[WRITTEN INSTRUCTION]
Restate the listing that follows word for word, without its pictures.
* start *
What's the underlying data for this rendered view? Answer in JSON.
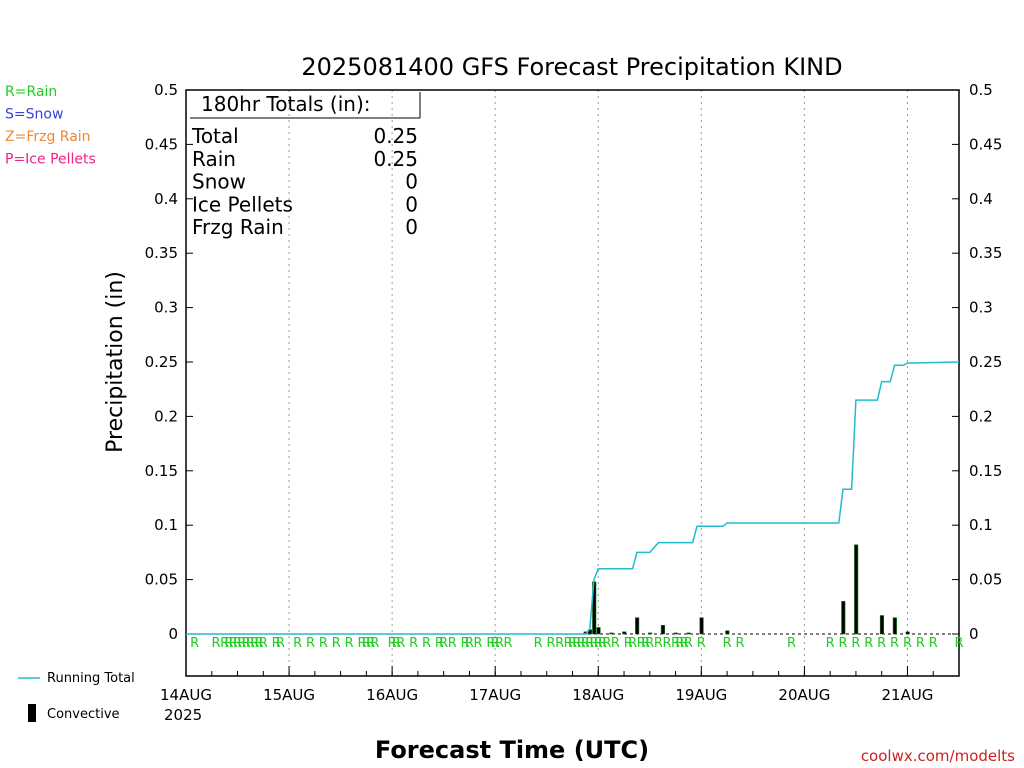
{
  "chart_data": {
    "type": "bar+line",
    "title": "2025081400 GFS Forecast Precipitation KIND",
    "xlabel": "Forecast Time (UTC)",
    "ylabel": "Precipitation (in)",
    "ylim": [
      0,
      0.5
    ],
    "y_ticks": [
      "0",
      "0.05",
      "0.1",
      "0.15",
      "0.2",
      "0.25",
      "0.3",
      "0.35",
      "0.4",
      "0.45",
      "0.5"
    ],
    "x_range_hours": [
      0,
      180
    ],
    "x_ticks": [
      {
        "label": "14AUG",
        "hour": 0
      },
      {
        "label": "15AUG",
        "hour": 24
      },
      {
        "label": "16AUG",
        "hour": 48
      },
      {
        "label": "17AUG",
        "hour": 72
      },
      {
        "label": "18AUG",
        "hour": 96
      },
      {
        "label": "19AUG",
        "hour": 120
      },
      {
        "label": "20AUG",
        "hour": 144
      },
      {
        "label": "21AUG",
        "hour": 168
      }
    ],
    "year_label": "2025",
    "grid": "vertical-dotted",
    "totals_box": {
      "heading": "180hr Totals (in):",
      "rows": [
        {
          "label": "Total",
          "value": "0.25"
        },
        {
          "label": "Rain",
          "value": "0.25"
        },
        {
          "label": "Snow",
          "value": "0"
        },
        {
          "label": "Ice Pellets",
          "value": "0"
        },
        {
          "label": "Frzg Rain",
          "value": "0"
        }
      ]
    },
    "type_legend": [
      {
        "text": "R=Rain",
        "color": "#22cc22"
      },
      {
        "text": "S=Snow",
        "color": "#3344dd"
      },
      {
        "text": "Z=Frzg Rain",
        "color": "#ee8833"
      },
      {
        "text": "P=Ice Pellets",
        "color": "#ee2288"
      }
    ],
    "series_legend": [
      {
        "name": "Running Total",
        "color": "#22bbcc"
      },
      {
        "name": "Convective",
        "color": "#000000"
      }
    ],
    "precip_bars": [
      {
        "hour": 93,
        "value": 0.002
      },
      {
        "hour": 94,
        "value": 0.004
      },
      {
        "hour": 95,
        "value": 0.048
      },
      {
        "hour": 96,
        "value": 0.006
      },
      {
        "hour": 99,
        "value": 0.001
      },
      {
        "hour": 102,
        "value": 0.002
      },
      {
        "hour": 105,
        "value": 0.015
      },
      {
        "hour": 108,
        "value": 0.001
      },
      {
        "hour": 111,
        "value": 0.008
      },
      {
        "hour": 114,
        "value": 0.001
      },
      {
        "hour": 117,
        "value": 0.001
      },
      {
        "hour": 120,
        "value": 0.015
      },
      {
        "hour": 126,
        "value": 0.003
      },
      {
        "hour": 153,
        "value": 0.03
      },
      {
        "hour": 156,
        "value": 0.082
      },
      {
        "hour": 162,
        "value": 0.017
      },
      {
        "hour": 165,
        "value": 0.015
      },
      {
        "hour": 168,
        "value": 0.002
      }
    ],
    "running_total": [
      {
        "hour": 0,
        "value": 0
      },
      {
        "hour": 93,
        "value": 0
      },
      {
        "hour": 94,
        "value": 0.004
      },
      {
        "hour": 95,
        "value": 0.05
      },
      {
        "hour": 96,
        "value": 0.06
      },
      {
        "hour": 104,
        "value": 0.06
      },
      {
        "hour": 105,
        "value": 0.075
      },
      {
        "hour": 108,
        "value": 0.075
      },
      {
        "hour": 110,
        "value": 0.084
      },
      {
        "hour": 118,
        "value": 0.084
      },
      {
        "hour": 119,
        "value": 0.099
      },
      {
        "hour": 125,
        "value": 0.099
      },
      {
        "hour": 126,
        "value": 0.102
      },
      {
        "hour": 152,
        "value": 0.102
      },
      {
        "hour": 153,
        "value": 0.133
      },
      {
        "hour": 155,
        "value": 0.133
      },
      {
        "hour": 156,
        "value": 0.215
      },
      {
        "hour": 161,
        "value": 0.215
      },
      {
        "hour": 162,
        "value": 0.232
      },
      {
        "hour": 164,
        "value": 0.232
      },
      {
        "hour": 165,
        "value": 0.247
      },
      {
        "hour": 167,
        "value": 0.247
      },
      {
        "hour": 168,
        "value": 0.249
      },
      {
        "hour": 180,
        "value": 0.25
      }
    ],
    "type_marks": {
      "letter": "R",
      "hours": [
        2,
        7,
        9,
        10,
        11,
        12,
        13,
        14,
        15,
        16,
        17,
        18,
        21,
        22,
        26,
        29,
        32,
        35,
        38,
        41,
        42,
        43,
        44,
        48,
        49,
        50,
        53,
        56,
        59,
        60,
        62,
        65,
        66,
        68,
        71,
        72,
        73,
        75,
        82,
        85,
        87,
        89,
        90,
        91,
        92,
        93,
        94,
        95,
        96,
        97,
        98,
        100,
        103,
        104,
        106,
        107,
        108,
        110,
        112,
        114,
        115,
        116,
        117,
        120,
        126,
        129,
        141,
        150,
        153,
        156,
        159,
        162,
        165,
        168,
        171,
        174,
        180
      ]
    }
  },
  "credit": "coolwx.com/modelts"
}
* end *
[FULL OUTPUT]
What's the underlying data for this rendered view? Answer in JSON.
{
  "chart_data": {
    "type": "bar+line",
    "title": "2025081400 GFS Forecast Precipitation KIND",
    "xlabel": "Forecast Time (UTC)",
    "ylabel": "Precipitation (in)",
    "ylim": [
      0,
      0.5
    ],
    "y_ticks": [
      "0",
      "0.05",
      "0.1",
      "0.15",
      "0.2",
      "0.25",
      "0.3",
      "0.35",
      "0.4",
      "0.45",
      "0.5"
    ],
    "x_range_hours": [
      0,
      180
    ],
    "x_ticks": [
      {
        "label": "14AUG",
        "hour": 0
      },
      {
        "label": "15AUG",
        "hour": 24
      },
      {
        "label": "16AUG",
        "hour": 48
      },
      {
        "label": "17AUG",
        "hour": 72
      },
      {
        "label": "18AUG",
        "hour": 96
      },
      {
        "label": "19AUG",
        "hour": 120
      },
      {
        "label": "20AUG",
        "hour": 144
      },
      {
        "label": "21AUG",
        "hour": 168
      }
    ],
    "year_label": "2025",
    "grid": "vertical-dotted",
    "totals_box": {
      "heading": "180hr Totals (in):",
      "rows": [
        {
          "label": "Total",
          "value": "0.25"
        },
        {
          "label": "Rain",
          "value": "0.25"
        },
        {
          "label": "Snow",
          "value": "0"
        },
        {
          "label": "Ice Pellets",
          "value": "0"
        },
        {
          "label": "Frzg Rain",
          "value": "0"
        }
      ]
    },
    "type_legend": [
      {
        "text": "R=Rain",
        "color": "#22cc22"
      },
      {
        "text": "S=Snow",
        "color": "#3344dd"
      },
      {
        "text": "Z=Frzg Rain",
        "color": "#ee8833"
      },
      {
        "text": "P=Ice Pellets",
        "color": "#ee2288"
      }
    ],
    "series_legend": [
      {
        "name": "Running Total",
        "color": "#22bbcc"
      },
      {
        "name": "Convective",
        "color": "#000000"
      }
    ],
    "precip_bars": [
      {
        "hour": 93,
        "value": 0.002
      },
      {
        "hour": 94,
        "value": 0.004
      },
      {
        "hour": 95,
        "value": 0.048
      },
      {
        "hour": 96,
        "value": 0.006
      },
      {
        "hour": 99,
        "value": 0.001
      },
      {
        "hour": 102,
        "value": 0.002
      },
      {
        "hour": 105,
        "value": 0.015
      },
      {
        "hour": 108,
        "value": 0.001
      },
      {
        "hour": 111,
        "value": 0.008
      },
      {
        "hour": 114,
        "value": 0.001
      },
      {
        "hour": 117,
        "value": 0.001
      },
      {
        "hour": 120,
        "value": 0.015
      },
      {
        "hour": 126,
        "value": 0.003
      },
      {
        "hour": 153,
        "value": 0.03
      },
      {
        "hour": 156,
        "value": 0.082
      },
      {
        "hour": 162,
        "value": 0.017
      },
      {
        "hour": 165,
        "value": 0.015
      },
      {
        "hour": 168,
        "value": 0.002
      }
    ],
    "running_total": [
      {
        "hour": 0,
        "value": 0
      },
      {
        "hour": 93,
        "value": 0
      },
      {
        "hour": 94,
        "value": 0.004
      },
      {
        "hour": 95,
        "value": 0.05
      },
      {
        "hour": 96,
        "value": 0.06
      },
      {
        "hour": 104,
        "value": 0.06
      },
      {
        "hour": 105,
        "value": 0.075
      },
      {
        "hour": 108,
        "value": 0.075
      },
      {
        "hour": 110,
        "value": 0.084
      },
      {
        "hour": 118,
        "value": 0.084
      },
      {
        "hour": 119,
        "value": 0.099
      },
      {
        "hour": 125,
        "value": 0.099
      },
      {
        "hour": 126,
        "value": 0.102
      },
      {
        "hour": 152,
        "value": 0.102
      },
      {
        "hour": 153,
        "value": 0.133
      },
      {
        "hour": 155,
        "value": 0.133
      },
      {
        "hour": 156,
        "value": 0.215
      },
      {
        "hour": 161,
        "value": 0.215
      },
      {
        "hour": 162,
        "value": 0.232
      },
      {
        "hour": 164,
        "value": 0.232
      },
      {
        "hour": 165,
        "value": 0.247
      },
      {
        "hour": 167,
        "value": 0.247
      },
      {
        "hour": 168,
        "value": 0.249
      },
      {
        "hour": 180,
        "value": 0.25
      }
    ],
    "type_marks": {
      "letter": "R",
      "hours": [
        2,
        7,
        9,
        10,
        11,
        12,
        13,
        14,
        15,
        16,
        17,
        18,
        21,
        22,
        26,
        29,
        32,
        35,
        38,
        41,
        42,
        43,
        44,
        48,
        49,
        50,
        53,
        56,
        59,
        60,
        62,
        65,
        66,
        68,
        71,
        72,
        73,
        75,
        82,
        85,
        87,
        89,
        90,
        91,
        92,
        93,
        94,
        95,
        96,
        97,
        98,
        100,
        103,
        104,
        106,
        107,
        108,
        110,
        112,
        114,
        115,
        116,
        117,
        120,
        126,
        129,
        141,
        150,
        153,
        156,
        159,
        162,
        165,
        168,
        171,
        174,
        180
      ]
    }
  },
  "credit": "coolwx.com/modelts"
}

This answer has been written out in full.